(TEXT):
_____
Guess what happened overnight?

Well it hasn't gotten this bad YET, but as my neighbor from across the street was bailing out his "downstairs lab" (Dear Jebus I can't move fast enough) he suggested calling the Calumet Trustee's office for aid.

So my mother did just that. This is what happened:

Mama: Ah hello? Is this the Calumet Trustee office for disaster relief?
Lady: What's your issue, honey?
Mama: Well my basement's flooded and my neighbors are trying to bail out their homes. The Little Calumet is still rising, and after the rains everyone is flooding. What sort of disaster relief funds may I apply for?
Lady: *Sucks in air* Ooooh yeah um... I dunnoooooooooooooooo what you mean by disaster fundage or anything. But we don't do that. Our aid is not monitary, m'kay?
Mama: Ah... I beg your pardon? I do not think I understand.
Lady: Well do you live in MUNSTER?? (She says with venom in her voice)
Mama: No.
Lady: Ah okay that's fine then.
Mama: See what happened was-
Mama: Yes yes! I don't live in Munster.
Lady: Ah good... good.......................................
Mama: So as I was saying-
Mama: For the last time I don't live in Munster, okay??
Lady: Well GOOD then.
Mama: Anyway, we're all flooding right now, what kind of emergency aid are my neighbors and I entitled to?
Lady: Well we don't exactly have any financial aaaaaaaid.
Mama: Um...
Lady: See what we can do is we can send each of you a form. You fill out the form and send it back to us, and if we approve you... we will send you a free mop and bucket.
Mama:.... I'm sorry say that again?
Lady: Now that's only IF you get approved. We have a process here. But → IF ← you are approved, we will send you a free mop and bucket.

When my mother recounted this story earlier today, my brother screamed "IT'S NOT POT, IT'S A FUCKING BUCKET!!" Alluding to the fact that it's actually quicker to obtain pot in the state of Indiana than it is to obtain a "free" mop and bucket.

And this isn't even a fancy mop and bucket either. This is one of those cheap, plastic $4 sets you find in every old person's home. It's not even a Swiffer.

Of the many types of Government aids out there, I never thought that they had such a strenuous process for a mop and bucket.

Dare I ask what would disqualify me from the process of gaining this mop and bucket?
_____
(SOURCE MATERIAL):
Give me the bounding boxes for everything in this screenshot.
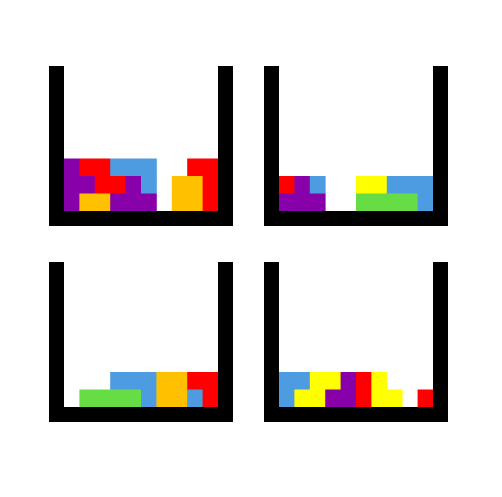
_____
(DIRECTIONS FOR THIS TASK):
Answer these questions from the text about the flooding:
1. Which river is described as still rising?
2. What will the office send to a caller whose form is approved?
3. What price does the writer give for the kind of set being offered?
The material has no connection to the text.

(RESPONSE TO THIS EXERCISE):
1. The Little Calumet.
2. A free mop and bucket.
3. $4.